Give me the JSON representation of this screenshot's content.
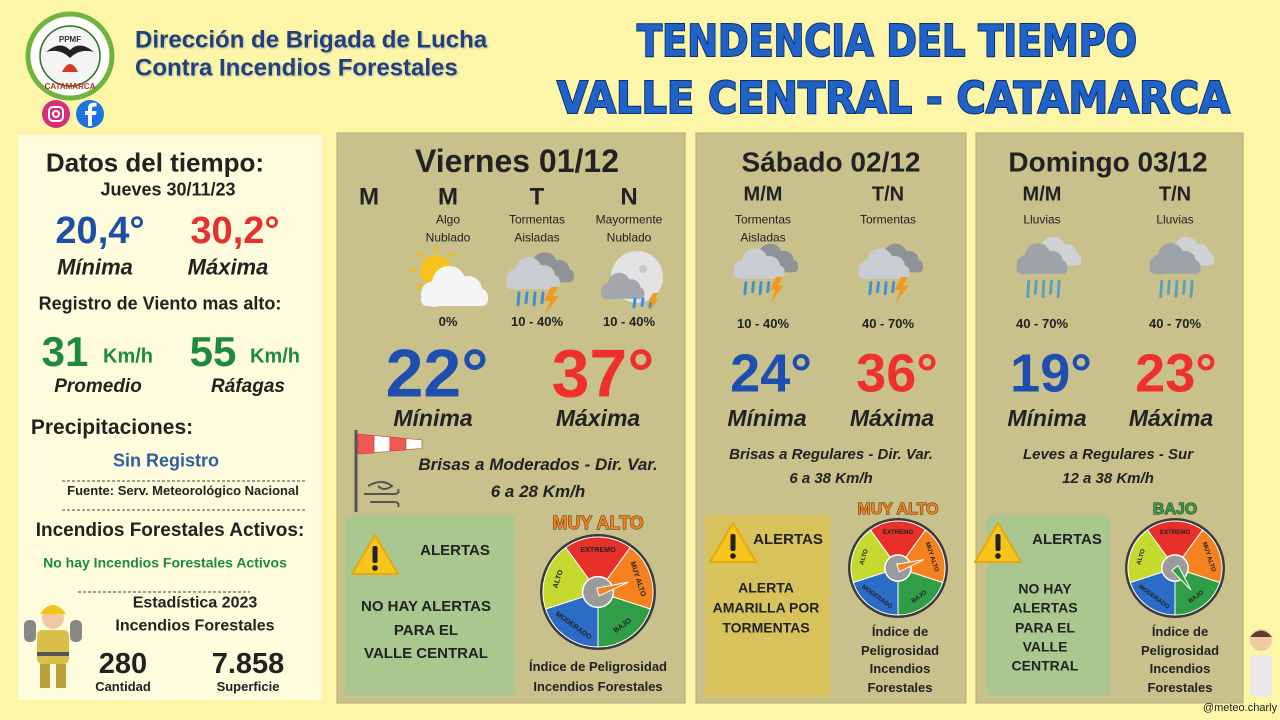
{
  "header": {
    "org": [
      "Dirección de Brigada de Lucha",
      "Contra Incendios Forestales"
    ],
    "logo": {
      "center": "PPMF",
      "bottom": "CATAMARCA"
    },
    "title": [
      "TENDENCIA DEL TIEMPO",
      "VALLE CENTRAL - CATAMARCA"
    ]
  },
  "sidebar": {
    "heading": "Datos del tiempo:",
    "date": "Jueves 30/11/23",
    "min": "20,4°",
    "min_label": "Mínima",
    "max": "30,2°",
    "max_label": "Máxima",
    "wind_heading": "Registro de Viento mas alto:",
    "wind_avg": "31",
    "wind_gust": "55",
    "wind_unit": "Km/h",
    "wind_avg_label": "Promedio",
    "wind_gust_label": "Ráfagas",
    "precip_heading": "Precipitaciones:",
    "precip": "Sin Registro",
    "source": "Fuente: Serv. Meteorológico Nacional",
    "fires_heading": "Incendios Forestales Activos:",
    "fires": "No hay Incendios Forestales Activos",
    "stats_title": [
      "Estadística 2023",
      "Incendios Forestales"
    ],
    "count": "280",
    "count_label": "Cantidad",
    "area": "7.858",
    "area_label": "Superficie"
  },
  "days": [
    {
      "title": "Viernes 01/12",
      "periods": [
        {
          "label": "M"
        },
        {
          "label": "M",
          "desc": [
            "Algo",
            "Nublado"
          ],
          "chance": "0%"
        },
        {
          "label": "T",
          "desc": [
            "Tormentas",
            "Aisladas"
          ],
          "chance": "10 - 40%"
        },
        {
          "label": "N",
          "desc": [
            "Mayormente",
            "Nublado"
          ],
          "chance": "10 - 40%"
        }
      ],
      "min": "22°",
      "max": "37°",
      "min_label": "Mínima",
      "max_label": "Máxima",
      "wind": [
        "Brisas a Moderados - Dir. Var.",
        "6 a 28 Km/h"
      ],
      "alert_title": "ALERTAS",
      "alert": [
        "NO HAY ALERTAS",
        "PARA EL",
        "VALLE CENTRAL"
      ],
      "danger": "MUY ALTO",
      "danger_caption": [
        "Índice de Peligrosidad",
        "Incendios Forestales"
      ]
    },
    {
      "title": "Sábado 02/12",
      "periods": [
        {
          "label": "M/M",
          "desc": [
            "Tormentas",
            "Aisladas"
          ],
          "chance": "10 - 40%"
        },
        {
          "label": "T/N",
          "desc": [
            "Tormentas"
          ],
          "chance": "40 - 70%"
        }
      ],
      "min": "24°",
      "max": "36°",
      "min_label": "Mínima",
      "max_label": "Máxima",
      "wind": [
        "Brisas a Regulares - Dir. Var.",
        "6 a 38 Km/h"
      ],
      "alert_title": "ALERTAS",
      "alert": [
        "ALERTA",
        "AMARILLA POR",
        "TORMENTAS"
      ],
      "danger": "MUY ALTO",
      "danger_caption": [
        "Índice de",
        "Peligrosidad",
        "Incendios",
        "Forestales"
      ]
    },
    {
      "title": "Domingo 03/12",
      "periods": [
        {
          "label": "M/M",
          "desc": [
            "Lluvias"
          ],
          "chance": "40 - 70%"
        },
        {
          "label": "T/N",
          "desc": [
            "Lluvias"
          ],
          "chance": "40 - 70%"
        }
      ],
      "min": "19°",
      "max": "23°",
      "min_label": "Mínima",
      "max_label": "Máxima",
      "wind": [
        "Leves a Regulares - Sur",
        "12 a 38 Km/h"
      ],
      "alert_title": "ALERTAS",
      "alert": [
        "NO HAY",
        "ALERTAS",
        "PARA EL",
        "VALLE",
        "CENTRAL"
      ],
      "danger": "BAJO",
      "danger_caption": [
        "Índice de",
        "Peligrosidad",
        "Incendios",
        "Forestales"
      ]
    }
  ],
  "gauge_labels": [
    "EXTREMO",
    "MUY ALTO",
    "BAJO",
    "MODERADO",
    "ALTO"
  ],
  "credit": "@meteo.charly"
}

» PROBLEM STATEMENT:
Reproduce every entry word for word, but skip any pictures.

» WRITTEN ANSWER:
Give me the JSON representation of this screenshot's content.
{
  "header": {
    "org": [
      "Dirección de Brigada de Lucha",
      "Contra Incendios Forestales"
    ],
    "logo": {
      "center": "PPMF",
      "bottom": "CATAMARCA"
    },
    "title": [
      "TENDENCIA DEL TIEMPO",
      "VALLE CENTRAL - CATAMARCA"
    ]
  },
  "sidebar": {
    "heading": "Datos del tiempo:",
    "date": "Jueves 30/11/23",
    "min": "20,4°",
    "min_label": "Mínima",
    "max": "30,2°",
    "max_label": "Máxima",
    "wind_heading": "Registro de Viento mas alto:",
    "wind_avg": "31",
    "wind_gust": "55",
    "wind_unit": "Km/h",
    "wind_avg_label": "Promedio",
    "wind_gust_label": "Ráfagas",
    "precip_heading": "Precipitaciones:",
    "precip": "Sin Registro",
    "source": "Fuente: Serv. Meteorológico Nacional",
    "fires_heading": "Incendios Forestales Activos:",
    "fires": "No hay Incendios Forestales Activos",
    "stats_title": [
      "Estadística 2023",
      "Incendios Forestales"
    ],
    "count": "280",
    "count_label": "Cantidad",
    "area": "7.858",
    "area_label": "Superficie"
  },
  "days": [
    {
      "title": "Viernes 01/12",
      "periods": [
        {
          "label": "M"
        },
        {
          "label": "M",
          "desc": [
            "Algo",
            "Nublado"
          ],
          "chance": "0%"
        },
        {
          "label": "T",
          "desc": [
            "Tormentas",
            "Aisladas"
          ],
          "chance": "10 - 40%"
        },
        {
          "label": "N",
          "desc": [
            "Mayormente",
            "Nublado"
          ],
          "chance": "10 - 40%"
        }
      ],
      "min": "22°",
      "max": "37°",
      "min_label": "Mínima",
      "max_label": "Máxima",
      "wind": [
        "Brisas a Moderados - Dir. Var.",
        "6 a 28 Km/h"
      ],
      "alert_title": "ALERTAS",
      "alert": [
        "NO HAY ALERTAS",
        "PARA EL",
        "VALLE CENTRAL"
      ],
      "danger": "MUY ALTO",
      "danger_caption": [
        "Índice de Peligrosidad",
        "Incendios Forestales"
      ]
    },
    {
      "title": "Sábado 02/12",
      "periods": [
        {
          "label": "M/M",
          "desc": [
            "Tormentas",
            "Aisladas"
          ],
          "chance": "10 - 40%"
        },
        {
          "label": "T/N",
          "desc": [
            "Tormentas"
          ],
          "chance": "40 - 70%"
        }
      ],
      "min": "24°",
      "max": "36°",
      "min_label": "Mínima",
      "max_label": "Máxima",
      "wind": [
        "Brisas a Regulares - Dir. Var.",
        "6 a 38 Km/h"
      ],
      "alert_title": "ALERTAS",
      "alert": [
        "ALERTA",
        "AMARILLA POR",
        "TORMENTAS"
      ],
      "danger": "MUY ALTO",
      "danger_caption": [
        "Índice de",
        "Peligrosidad",
        "Incendios",
        "Forestales"
      ]
    },
    {
      "title": "Domingo 03/12",
      "periods": [
        {
          "label": "M/M",
          "desc": [
            "Lluvias"
          ],
          "chance": "40 - 70%"
        },
        {
          "label": "T/N",
          "desc": [
            "Lluvias"
          ],
          "chance": "40 - 70%"
        }
      ],
      "min": "19°",
      "max": "23°",
      "min_label": "Mínima",
      "max_label": "Máxima",
      "wind": [
        "Leves a Regulares - Sur",
        "12 a 38 Km/h"
      ],
      "alert_title": "ALERTAS",
      "alert": [
        "NO HAY",
        "ALERTAS",
        "PARA EL",
        "VALLE",
        "CENTRAL"
      ],
      "danger": "BAJO",
      "danger_caption": [
        "Índice de",
        "Peligrosidad",
        "Incendios",
        "Forestales"
      ]
    }
  ],
  "gauge_labels": [
    "EXTREMO",
    "MUY ALTO",
    "BAJO",
    "MODERADO",
    "ALTO"
  ],
  "credit": "@meteo.charly"
}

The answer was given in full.